— begin Material to process —
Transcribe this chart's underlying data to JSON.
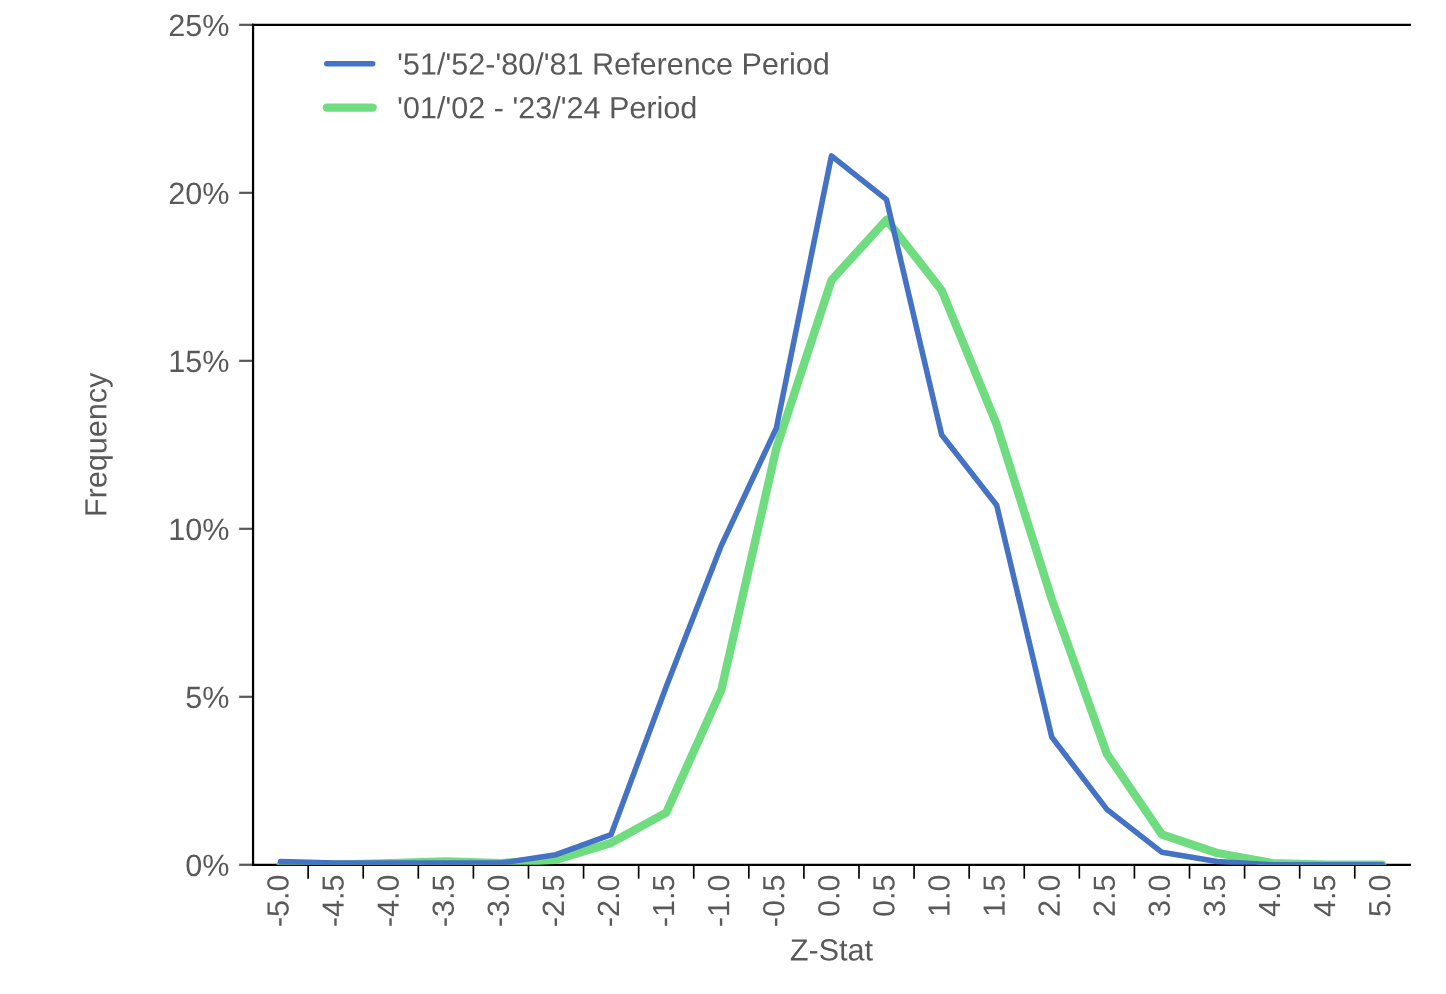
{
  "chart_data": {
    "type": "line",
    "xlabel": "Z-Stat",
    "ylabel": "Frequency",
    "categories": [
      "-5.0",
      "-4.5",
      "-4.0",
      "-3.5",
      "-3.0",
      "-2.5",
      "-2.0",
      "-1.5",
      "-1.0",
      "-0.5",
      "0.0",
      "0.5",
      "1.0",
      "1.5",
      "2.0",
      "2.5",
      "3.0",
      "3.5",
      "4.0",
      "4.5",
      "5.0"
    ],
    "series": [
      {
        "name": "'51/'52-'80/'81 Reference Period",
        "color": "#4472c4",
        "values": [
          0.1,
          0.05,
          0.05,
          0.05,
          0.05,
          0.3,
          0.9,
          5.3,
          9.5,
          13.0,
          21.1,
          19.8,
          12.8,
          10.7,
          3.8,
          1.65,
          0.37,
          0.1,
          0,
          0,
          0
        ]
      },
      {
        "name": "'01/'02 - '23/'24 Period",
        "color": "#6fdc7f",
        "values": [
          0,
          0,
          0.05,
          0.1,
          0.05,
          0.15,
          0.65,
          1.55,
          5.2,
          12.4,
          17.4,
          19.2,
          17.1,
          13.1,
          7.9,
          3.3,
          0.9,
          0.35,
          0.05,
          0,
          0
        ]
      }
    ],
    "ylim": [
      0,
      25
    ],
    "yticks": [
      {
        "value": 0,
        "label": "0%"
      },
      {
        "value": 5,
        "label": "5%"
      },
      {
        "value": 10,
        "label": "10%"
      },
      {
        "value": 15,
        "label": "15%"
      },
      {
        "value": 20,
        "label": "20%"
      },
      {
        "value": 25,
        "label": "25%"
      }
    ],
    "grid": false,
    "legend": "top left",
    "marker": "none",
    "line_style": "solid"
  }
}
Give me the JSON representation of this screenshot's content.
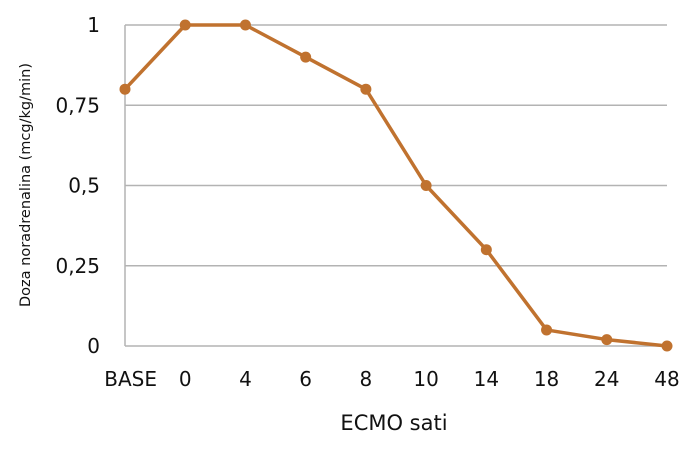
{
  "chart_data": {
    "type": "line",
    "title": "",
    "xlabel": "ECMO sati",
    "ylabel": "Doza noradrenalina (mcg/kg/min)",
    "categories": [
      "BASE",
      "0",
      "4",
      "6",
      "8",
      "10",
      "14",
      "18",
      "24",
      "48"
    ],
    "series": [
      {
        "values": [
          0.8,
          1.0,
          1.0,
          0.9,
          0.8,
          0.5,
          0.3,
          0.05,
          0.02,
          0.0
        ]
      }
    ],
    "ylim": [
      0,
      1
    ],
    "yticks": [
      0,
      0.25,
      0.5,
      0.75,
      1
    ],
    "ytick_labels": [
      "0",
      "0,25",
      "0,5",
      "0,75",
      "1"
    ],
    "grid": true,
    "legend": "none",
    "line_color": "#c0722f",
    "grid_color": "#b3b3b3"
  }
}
— end Material to process —
— begin Material to process —
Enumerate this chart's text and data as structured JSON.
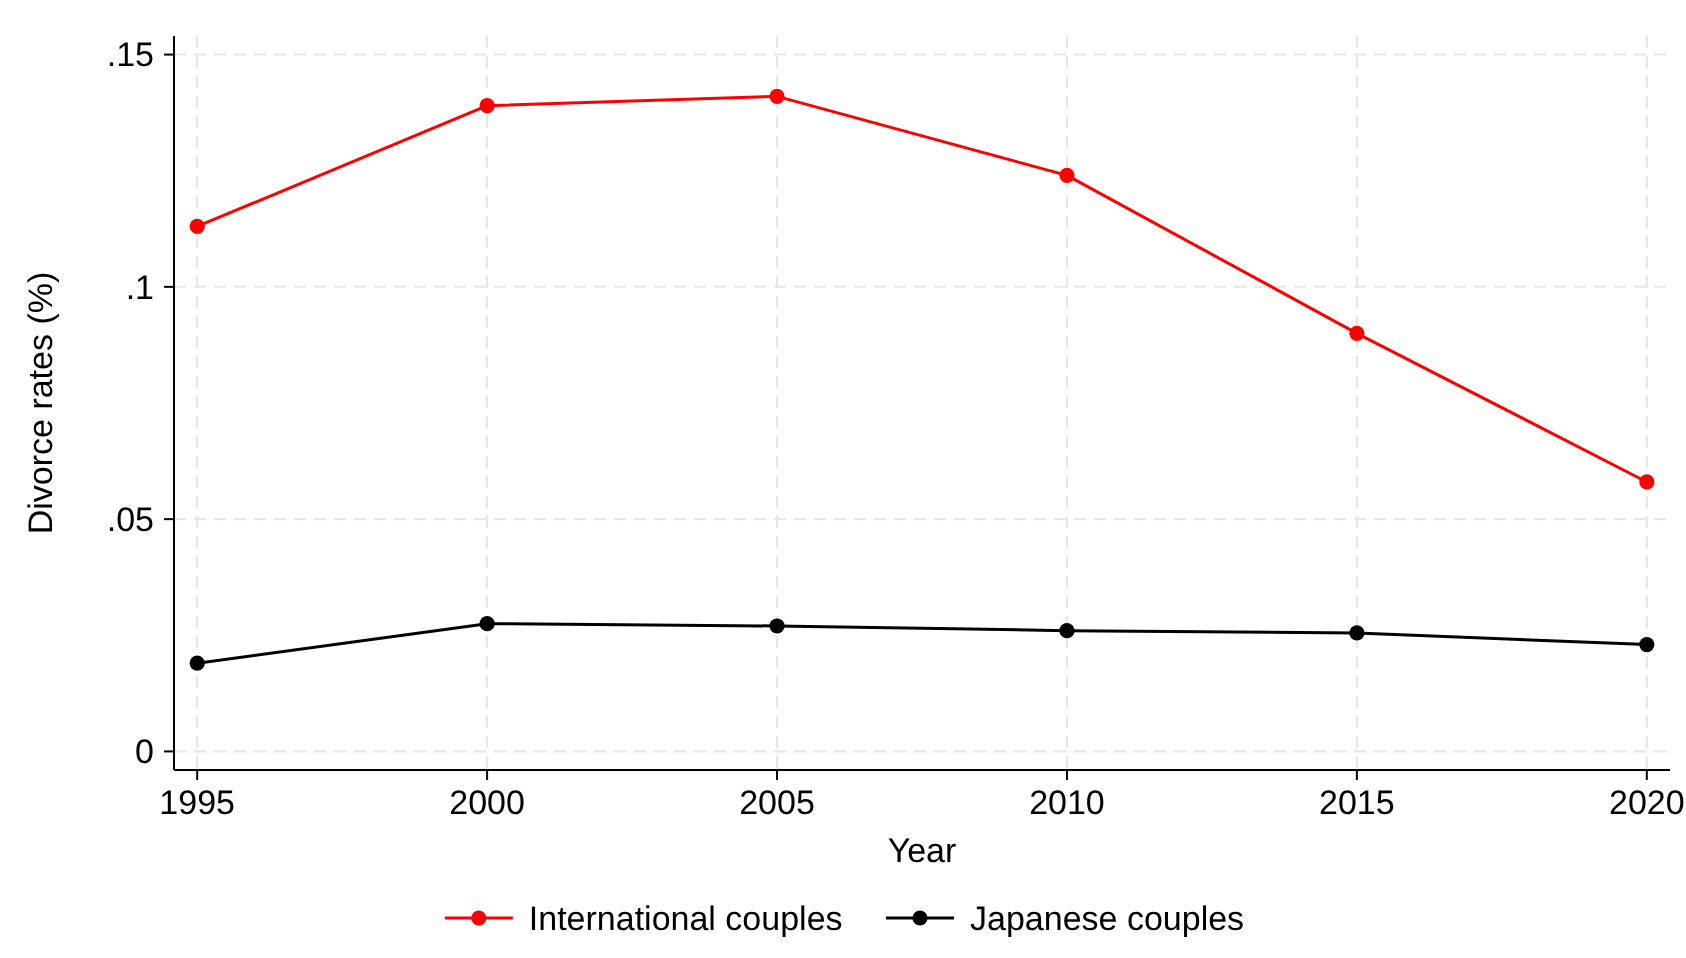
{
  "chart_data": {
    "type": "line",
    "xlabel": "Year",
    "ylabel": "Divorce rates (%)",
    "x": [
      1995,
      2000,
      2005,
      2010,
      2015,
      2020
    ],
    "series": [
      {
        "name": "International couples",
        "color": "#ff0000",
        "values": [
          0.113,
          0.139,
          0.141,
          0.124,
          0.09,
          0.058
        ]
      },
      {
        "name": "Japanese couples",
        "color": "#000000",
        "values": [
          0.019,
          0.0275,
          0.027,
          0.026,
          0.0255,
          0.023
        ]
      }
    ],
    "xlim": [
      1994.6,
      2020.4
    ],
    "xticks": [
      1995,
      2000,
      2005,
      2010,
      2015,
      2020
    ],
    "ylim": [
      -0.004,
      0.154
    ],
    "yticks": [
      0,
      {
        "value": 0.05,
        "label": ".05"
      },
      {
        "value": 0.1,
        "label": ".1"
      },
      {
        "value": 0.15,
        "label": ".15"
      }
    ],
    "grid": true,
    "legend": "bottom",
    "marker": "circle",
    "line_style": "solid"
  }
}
— end Material to process —
— begin Material to process —
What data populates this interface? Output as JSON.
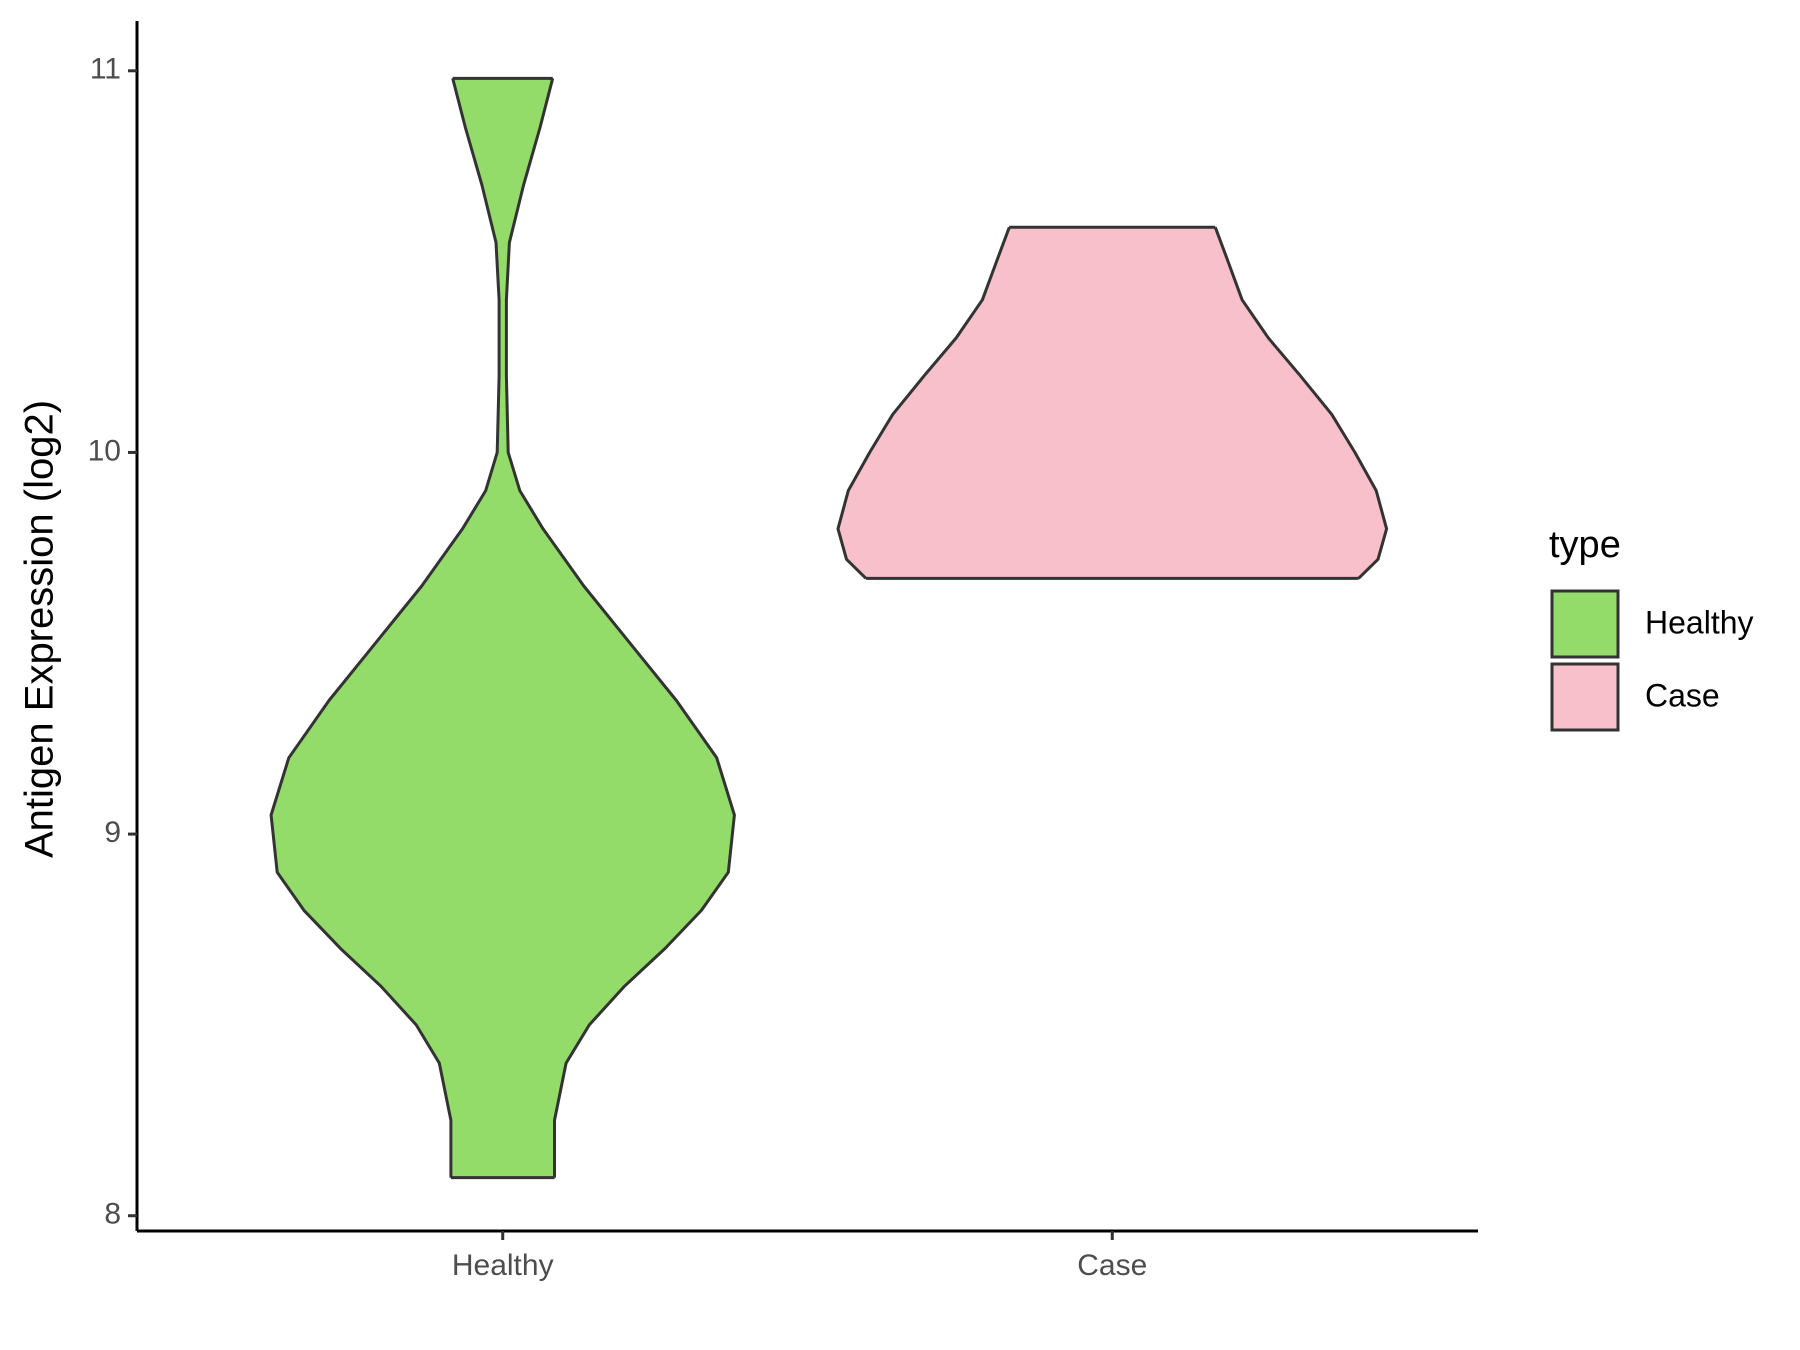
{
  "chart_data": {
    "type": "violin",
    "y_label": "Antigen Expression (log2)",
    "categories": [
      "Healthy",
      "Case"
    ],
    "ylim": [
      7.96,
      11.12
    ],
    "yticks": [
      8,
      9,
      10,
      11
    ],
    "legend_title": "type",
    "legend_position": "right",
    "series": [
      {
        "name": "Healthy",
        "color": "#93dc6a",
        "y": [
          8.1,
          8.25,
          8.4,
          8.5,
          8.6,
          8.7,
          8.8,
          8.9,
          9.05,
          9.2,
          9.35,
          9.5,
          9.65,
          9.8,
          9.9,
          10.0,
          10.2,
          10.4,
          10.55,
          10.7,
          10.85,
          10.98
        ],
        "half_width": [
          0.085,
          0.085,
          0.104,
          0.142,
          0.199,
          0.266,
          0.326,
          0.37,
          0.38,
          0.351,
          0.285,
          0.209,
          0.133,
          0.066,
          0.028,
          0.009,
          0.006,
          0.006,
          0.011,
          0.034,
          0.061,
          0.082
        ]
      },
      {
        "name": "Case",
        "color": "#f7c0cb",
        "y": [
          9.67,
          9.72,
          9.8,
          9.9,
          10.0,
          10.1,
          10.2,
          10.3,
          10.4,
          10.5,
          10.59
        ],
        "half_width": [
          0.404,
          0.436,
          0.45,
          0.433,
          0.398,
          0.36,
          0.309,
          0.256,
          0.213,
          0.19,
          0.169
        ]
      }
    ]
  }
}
— end Material to process —
* What is being asked *
Using the listing above, list every line in which the string "this" occurs.

* Final answer *
Transcribe this chart's underlying data to JSON.
Give me the JSON representation of this screenshot's content.
Enumerate this chart's text and data as structured JSON.
What data populates this interface? Output as JSON.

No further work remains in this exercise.